Task directions: Update the data below by changing each occurrence of "Timesheet Templates" to "Timesheet Forms" and reproduce every line with nothing else altered.

Recorded data:

— start —

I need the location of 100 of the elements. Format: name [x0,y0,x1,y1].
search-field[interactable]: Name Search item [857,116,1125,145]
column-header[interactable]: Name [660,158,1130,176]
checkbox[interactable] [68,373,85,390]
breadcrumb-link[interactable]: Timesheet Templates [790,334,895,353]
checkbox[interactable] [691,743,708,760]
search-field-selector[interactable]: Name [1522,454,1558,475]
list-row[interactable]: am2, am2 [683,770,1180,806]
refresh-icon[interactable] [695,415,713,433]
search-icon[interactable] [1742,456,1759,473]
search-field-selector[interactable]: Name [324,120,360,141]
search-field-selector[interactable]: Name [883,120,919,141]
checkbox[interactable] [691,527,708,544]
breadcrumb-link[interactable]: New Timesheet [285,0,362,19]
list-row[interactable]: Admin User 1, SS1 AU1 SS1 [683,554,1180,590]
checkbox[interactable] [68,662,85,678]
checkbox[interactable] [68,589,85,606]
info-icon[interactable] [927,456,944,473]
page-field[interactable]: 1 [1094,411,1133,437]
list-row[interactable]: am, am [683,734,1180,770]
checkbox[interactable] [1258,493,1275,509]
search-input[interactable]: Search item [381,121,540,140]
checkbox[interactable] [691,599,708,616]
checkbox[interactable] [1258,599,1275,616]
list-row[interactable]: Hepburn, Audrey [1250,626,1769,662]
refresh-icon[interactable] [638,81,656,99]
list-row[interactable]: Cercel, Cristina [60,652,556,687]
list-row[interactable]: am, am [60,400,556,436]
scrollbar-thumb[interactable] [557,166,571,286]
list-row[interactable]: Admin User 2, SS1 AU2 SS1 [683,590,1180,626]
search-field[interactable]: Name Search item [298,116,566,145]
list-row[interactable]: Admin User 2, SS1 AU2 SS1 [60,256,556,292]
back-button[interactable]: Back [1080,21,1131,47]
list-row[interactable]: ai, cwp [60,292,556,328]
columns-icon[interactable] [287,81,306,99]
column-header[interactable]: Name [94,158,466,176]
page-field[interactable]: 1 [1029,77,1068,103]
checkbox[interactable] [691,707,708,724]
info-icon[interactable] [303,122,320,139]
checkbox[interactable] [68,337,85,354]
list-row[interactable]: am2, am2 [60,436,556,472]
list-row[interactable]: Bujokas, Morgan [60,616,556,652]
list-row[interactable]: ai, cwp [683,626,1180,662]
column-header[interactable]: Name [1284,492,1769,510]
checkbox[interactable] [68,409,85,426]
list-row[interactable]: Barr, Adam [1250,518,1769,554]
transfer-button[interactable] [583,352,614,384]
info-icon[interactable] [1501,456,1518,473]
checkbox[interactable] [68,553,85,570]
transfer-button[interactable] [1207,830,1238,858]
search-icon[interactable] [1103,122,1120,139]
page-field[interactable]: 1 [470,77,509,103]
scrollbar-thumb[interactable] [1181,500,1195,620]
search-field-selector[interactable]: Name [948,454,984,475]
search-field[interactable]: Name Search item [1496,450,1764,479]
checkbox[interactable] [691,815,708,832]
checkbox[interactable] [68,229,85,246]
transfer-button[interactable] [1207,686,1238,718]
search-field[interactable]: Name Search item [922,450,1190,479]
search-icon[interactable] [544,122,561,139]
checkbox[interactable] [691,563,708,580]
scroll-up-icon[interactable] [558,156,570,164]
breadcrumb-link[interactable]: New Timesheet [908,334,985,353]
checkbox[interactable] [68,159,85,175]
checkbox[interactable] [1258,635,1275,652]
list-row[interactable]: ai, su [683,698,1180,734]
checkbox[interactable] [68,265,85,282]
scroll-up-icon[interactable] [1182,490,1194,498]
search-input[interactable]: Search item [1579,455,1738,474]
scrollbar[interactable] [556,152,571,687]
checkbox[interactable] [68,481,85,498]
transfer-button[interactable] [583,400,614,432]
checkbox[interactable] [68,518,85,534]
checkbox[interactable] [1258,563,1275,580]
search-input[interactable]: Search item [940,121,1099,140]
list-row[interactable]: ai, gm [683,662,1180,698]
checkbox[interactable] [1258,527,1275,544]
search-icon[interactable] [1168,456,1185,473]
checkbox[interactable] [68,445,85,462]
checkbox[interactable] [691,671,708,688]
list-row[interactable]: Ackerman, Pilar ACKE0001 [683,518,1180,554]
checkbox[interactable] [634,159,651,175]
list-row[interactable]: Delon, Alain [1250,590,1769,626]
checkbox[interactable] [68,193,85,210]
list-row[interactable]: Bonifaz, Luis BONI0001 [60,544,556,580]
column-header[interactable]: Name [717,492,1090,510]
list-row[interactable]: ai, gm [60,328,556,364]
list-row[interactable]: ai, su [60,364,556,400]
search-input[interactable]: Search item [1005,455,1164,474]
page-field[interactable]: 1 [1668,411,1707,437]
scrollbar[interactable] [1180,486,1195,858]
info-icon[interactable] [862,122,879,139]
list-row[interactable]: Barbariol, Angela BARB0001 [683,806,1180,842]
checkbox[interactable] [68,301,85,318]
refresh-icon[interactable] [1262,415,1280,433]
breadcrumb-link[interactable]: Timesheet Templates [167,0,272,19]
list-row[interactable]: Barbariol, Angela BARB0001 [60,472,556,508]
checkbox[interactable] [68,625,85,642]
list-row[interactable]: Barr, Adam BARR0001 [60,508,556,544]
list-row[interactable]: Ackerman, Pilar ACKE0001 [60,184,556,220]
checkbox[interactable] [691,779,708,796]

— end —

Full answer:
I need the location of 100 of the elements. Format: name [x0,y0,x1,y1].
search-field[interactable]: Name Search item [857,116,1125,145]
column-header[interactable]: Name [660,158,1130,176]
checkbox[interactable] [68,373,85,390]
breadcrumb-link[interactable]: Timesheet Forms [790,334,895,353]
checkbox[interactable] [691,743,708,760]
search-field-selector[interactable]: Name [1522,454,1558,475]
list-row[interactable]: am2, am2 [683,770,1180,806]
refresh-icon[interactable] [695,415,713,433]
search-icon[interactable] [1742,456,1759,473]
search-field-selector[interactable]: Name [324,120,360,141]
search-field-selector[interactable]: Name [883,120,919,141]
checkbox[interactable] [691,527,708,544]
breadcrumb-link[interactable]: New Timesheet [285,0,362,19]
list-row[interactable]: Admin User 1, SS1 AU1 SS1 [683,554,1180,590]
checkbox[interactable] [68,662,85,678]
checkbox[interactable] [68,589,85,606]
info-icon[interactable] [927,456,944,473]
page-field[interactable]: 1 [1094,411,1133,437]
list-row[interactable]: am, am [683,734,1180,770]
checkbox[interactable] [1258,493,1275,509]
search-input[interactable]: Search item [381,121,540,140]
checkbox[interactable] [691,599,708,616]
checkbox[interactable] [1258,599,1275,616]
list-row[interactable]: Hepburn, Audrey [1250,626,1769,662]
refresh-icon[interactable] [638,81,656,99]
list-row[interactable]: Cercel, Cristina [60,652,556,687]
list-row[interactable]: am, am [60,400,556,436]
scrollbar-thumb[interactable] [557,166,571,286]
list-row[interactable]: Admin User 2, SS1 AU2 SS1 [683,590,1180,626]
search-field[interactable]: Name Search item [298,116,566,145]
list-row[interactable]: Admin User 2, SS1 AU2 SS1 [60,256,556,292]
back-button[interactable]: Back [1080,21,1131,47]
list-row[interactable]: ai, cwp [60,292,556,328]
columns-icon[interactable] [287,81,306,99]
column-header[interactable]: Name [94,158,466,176]
page-field[interactable]: 1 [1029,77,1068,103]
checkbox[interactable] [691,707,708,724]
info-icon[interactable] [303,122,320,139]
checkbox[interactable] [68,337,85,354]
list-row[interactable]: am2, am2 [60,436,556,472]
list-row[interactable]: Bujokas, Morgan [60,616,556,652]
list-row[interactable]: ai, cwp [683,626,1180,662]
column-header[interactable]: Name [1284,492,1769,510]
checkbox[interactable] [68,409,85,426]
list-row[interactable]: Barr, Adam [1250,518,1769,554]
transfer-button[interactable] [583,352,614,384]
info-icon[interactable] [1501,456,1518,473]
checkbox[interactable] [68,553,85,570]
transfer-button[interactable] [1207,830,1238,858]
search-icon[interactable] [1103,122,1120,139]
page-field[interactable]: 1 [470,77,509,103]
scrollbar-thumb[interactable] [1181,500,1195,620]
search-field-selector[interactable]: Name [948,454,984,475]
search-field[interactable]: Name Search item [1496,450,1764,479]
checkbox[interactable] [691,815,708,832]
checkbox[interactable] [68,229,85,246]
transfer-button[interactable] [1207,686,1238,718]
search-field[interactable]: Name Search item [922,450,1190,479]
search-icon[interactable] [544,122,561,139]
checkbox[interactable] [691,563,708,580]
scroll-up-icon[interactable] [558,156,570,164]
breadcrumb-link[interactable]: New Timesheet [908,334,985,353]
checkbox[interactable] [68,159,85,175]
checkbox[interactable] [1258,635,1275,652]
list-row[interactable]: ai, su [683,698,1180,734]
checkbox[interactable] [68,265,85,282]
scroll-up-icon[interactable] [1182,490,1194,498]
search-input[interactable]: Search item [1579,455,1738,474]
scrollbar[interactable] [556,152,571,687]
checkbox[interactable] [68,481,85,498]
transfer-button[interactable] [583,400,614,432]
checkbox[interactable] [68,518,85,534]
checkbox[interactable] [1258,563,1275,580]
search-input[interactable]: Search item [940,121,1099,140]
list-row[interactable]: ai, gm [683,662,1180,698]
checkbox[interactable] [1258,527,1275,544]
search-icon[interactable] [1168,456,1185,473]
checkbox[interactable] [68,445,85,462]
checkbox[interactable] [691,671,708,688]
list-row[interactable]: Ackerman, Pilar ACKE0001 [683,518,1180,554]
checkbox[interactable] [634,159,651,175]
list-row[interactable]: Delon, Alain [1250,590,1769,626]
checkbox[interactable] [68,193,85,210]
list-row[interactable]: Bonifaz, Luis BONI0001 [60,544,556,580]
column-header[interactable]: Name [717,492,1090,510]
list-row[interactable]: ai, gm [60,328,556,364]
list-row[interactable]: ai, su [60,364,556,400]
search-input[interactable]: Search item [1005,455,1164,474]
page-field[interactable]: 1 [1668,411,1707,437]
scrollbar[interactable] [1180,486,1195,858]
info-icon[interactable] [862,122,879,139]
list-row[interactable]: Barbariol, Angela BARB0001 [683,806,1180,842]
checkbox[interactable] [68,301,85,318]
refresh-icon[interactable] [1262,415,1280,433]
breadcrumb-link[interactable]: Timesheet Forms [167,0,272,19]
list-row[interactable]: Barbariol, Angela BARB0001 [60,472,556,508]
checkbox[interactable] [68,625,85,642]
list-row[interactable]: Barr, Adam BARR0001 [60,508,556,544]
list-row[interactable]: Ackerman, Pilar ACKE0001 [60,184,556,220]
checkbox[interactable] [691,779,708,796]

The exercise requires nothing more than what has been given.